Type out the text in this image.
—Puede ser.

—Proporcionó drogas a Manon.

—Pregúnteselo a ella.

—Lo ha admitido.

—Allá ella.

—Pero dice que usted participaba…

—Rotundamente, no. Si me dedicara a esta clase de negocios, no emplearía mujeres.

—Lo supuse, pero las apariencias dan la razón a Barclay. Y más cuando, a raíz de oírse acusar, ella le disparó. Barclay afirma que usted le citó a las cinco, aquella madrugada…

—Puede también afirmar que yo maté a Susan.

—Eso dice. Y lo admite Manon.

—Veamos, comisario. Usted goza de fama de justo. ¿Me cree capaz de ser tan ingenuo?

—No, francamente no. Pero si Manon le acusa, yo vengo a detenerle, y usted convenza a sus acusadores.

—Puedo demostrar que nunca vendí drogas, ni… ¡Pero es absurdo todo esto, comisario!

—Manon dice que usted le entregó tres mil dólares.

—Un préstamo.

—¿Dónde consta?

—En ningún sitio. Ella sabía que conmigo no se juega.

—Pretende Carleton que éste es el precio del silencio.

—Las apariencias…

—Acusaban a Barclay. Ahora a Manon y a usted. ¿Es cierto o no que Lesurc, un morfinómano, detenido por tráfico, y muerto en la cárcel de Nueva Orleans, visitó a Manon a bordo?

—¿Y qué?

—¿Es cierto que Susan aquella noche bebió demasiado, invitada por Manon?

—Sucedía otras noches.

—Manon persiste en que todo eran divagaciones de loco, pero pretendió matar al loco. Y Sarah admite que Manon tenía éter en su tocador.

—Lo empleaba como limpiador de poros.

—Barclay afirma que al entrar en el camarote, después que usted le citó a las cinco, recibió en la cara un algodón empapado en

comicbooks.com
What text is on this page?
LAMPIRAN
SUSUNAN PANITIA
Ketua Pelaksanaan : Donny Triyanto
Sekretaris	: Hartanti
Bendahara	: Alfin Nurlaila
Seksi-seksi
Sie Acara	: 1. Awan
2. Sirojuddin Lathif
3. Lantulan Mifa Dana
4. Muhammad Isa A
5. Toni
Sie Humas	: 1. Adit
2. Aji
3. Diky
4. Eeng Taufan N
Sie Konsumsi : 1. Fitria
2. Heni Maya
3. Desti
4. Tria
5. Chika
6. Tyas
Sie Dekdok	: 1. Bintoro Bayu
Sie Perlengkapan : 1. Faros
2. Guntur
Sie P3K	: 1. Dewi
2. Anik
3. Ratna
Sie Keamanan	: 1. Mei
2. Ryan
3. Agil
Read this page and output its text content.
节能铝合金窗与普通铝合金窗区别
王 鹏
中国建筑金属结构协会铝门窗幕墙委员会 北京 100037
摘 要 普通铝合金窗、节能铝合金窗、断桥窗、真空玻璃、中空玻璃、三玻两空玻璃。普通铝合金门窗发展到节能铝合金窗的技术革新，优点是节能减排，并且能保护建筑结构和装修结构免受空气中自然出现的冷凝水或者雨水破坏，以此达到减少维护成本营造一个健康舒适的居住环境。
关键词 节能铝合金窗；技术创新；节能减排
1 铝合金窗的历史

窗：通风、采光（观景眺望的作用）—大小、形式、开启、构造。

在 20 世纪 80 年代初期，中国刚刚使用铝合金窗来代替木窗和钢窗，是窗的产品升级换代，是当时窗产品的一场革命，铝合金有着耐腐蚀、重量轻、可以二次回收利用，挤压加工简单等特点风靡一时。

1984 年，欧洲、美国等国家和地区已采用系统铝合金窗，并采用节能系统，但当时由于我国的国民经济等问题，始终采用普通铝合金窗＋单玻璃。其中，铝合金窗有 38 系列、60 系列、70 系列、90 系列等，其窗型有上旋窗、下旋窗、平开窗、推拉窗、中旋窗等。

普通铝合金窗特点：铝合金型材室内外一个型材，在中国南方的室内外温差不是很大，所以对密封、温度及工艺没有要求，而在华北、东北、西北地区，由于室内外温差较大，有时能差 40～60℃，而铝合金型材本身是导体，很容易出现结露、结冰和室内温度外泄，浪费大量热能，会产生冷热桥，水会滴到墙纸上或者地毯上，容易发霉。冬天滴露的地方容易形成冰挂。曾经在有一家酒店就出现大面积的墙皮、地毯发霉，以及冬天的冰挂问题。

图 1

+ + + + + + +

In the records above, locate each line with the word "apariencias". Copy all such lines.

—Lo supuse, pero las apariencias dan la razón a Barclay. Y más cuando, a raíz de oírse acusar, ella le disparó. Barclay afirma que usted le citó a las cinco, aquella madrugada…
—Las apariencias…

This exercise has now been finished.